**Problem to solve**
Could you write out every line of the records below, keeping each character unchanged?

- - - - - - -

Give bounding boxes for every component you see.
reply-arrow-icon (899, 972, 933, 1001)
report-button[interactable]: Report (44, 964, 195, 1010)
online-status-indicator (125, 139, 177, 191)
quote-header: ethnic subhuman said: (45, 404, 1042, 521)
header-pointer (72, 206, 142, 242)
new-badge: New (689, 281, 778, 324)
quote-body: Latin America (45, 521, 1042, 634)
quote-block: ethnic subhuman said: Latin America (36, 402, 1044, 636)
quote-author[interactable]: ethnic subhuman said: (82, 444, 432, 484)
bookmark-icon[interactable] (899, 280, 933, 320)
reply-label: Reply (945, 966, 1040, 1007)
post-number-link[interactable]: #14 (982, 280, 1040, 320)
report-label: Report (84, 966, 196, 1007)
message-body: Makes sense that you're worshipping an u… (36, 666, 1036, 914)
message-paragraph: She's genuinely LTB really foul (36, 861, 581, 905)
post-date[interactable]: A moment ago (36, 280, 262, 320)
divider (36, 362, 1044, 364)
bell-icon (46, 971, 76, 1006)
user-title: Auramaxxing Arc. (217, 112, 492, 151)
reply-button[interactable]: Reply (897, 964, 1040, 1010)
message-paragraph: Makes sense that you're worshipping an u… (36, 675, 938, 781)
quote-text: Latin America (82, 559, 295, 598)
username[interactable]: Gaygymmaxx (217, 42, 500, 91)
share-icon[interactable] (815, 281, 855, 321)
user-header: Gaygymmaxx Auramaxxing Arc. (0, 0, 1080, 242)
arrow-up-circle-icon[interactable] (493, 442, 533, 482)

- - - - - - -

**Completed exercise**
Give bounding boxes for every component you see.
reply-arrow-icon (899, 972, 933, 1001)
report-button[interactable]: Report (44, 964, 195, 1010)
online-status-indicator (125, 139, 177, 191)
quote-header: ethnic subhuman said: (45, 404, 1042, 521)
header-pointer (72, 206, 142, 242)
new-badge: New (689, 281, 778, 324)
quote-body: Latin America (45, 521, 1042, 634)
quote-block: ethnic subhuman said: Latin America (36, 402, 1044, 636)
quote-author[interactable]: ethnic subhuman said: (82, 444, 432, 484)
bookmark-icon[interactable] (899, 280, 933, 320)
reply-label: Reply (945, 966, 1040, 1007)
post-number-link[interactable]: #14 (982, 280, 1040, 320)
report-label: Report (84, 966, 196, 1007)
message-body: Makes sense that you're worshipping an u… (36, 666, 1036, 914)
message-paragraph: She's genuinely LTB really foul (36, 861, 581, 905)
post-date[interactable]: A moment ago (36, 280, 262, 320)
divider (36, 362, 1044, 364)
bell-icon (46, 971, 76, 1006)
user-title: Auramaxxing Arc. (217, 112, 492, 151)
reply-button[interactable]: Reply (897, 964, 1040, 1010)
message-paragraph: Makes sense that you're worshipping an u… (36, 675, 938, 781)
quote-text: Latin America (82, 559, 295, 598)
username[interactable]: Gaygymmaxx (217, 42, 500, 91)
share-icon[interactable] (815, 281, 855, 321)
user-header: Gaygymmaxx Auramaxxing Arc. (0, 0, 1080, 242)
arrow-up-circle-icon[interactable] (493, 442, 533, 482)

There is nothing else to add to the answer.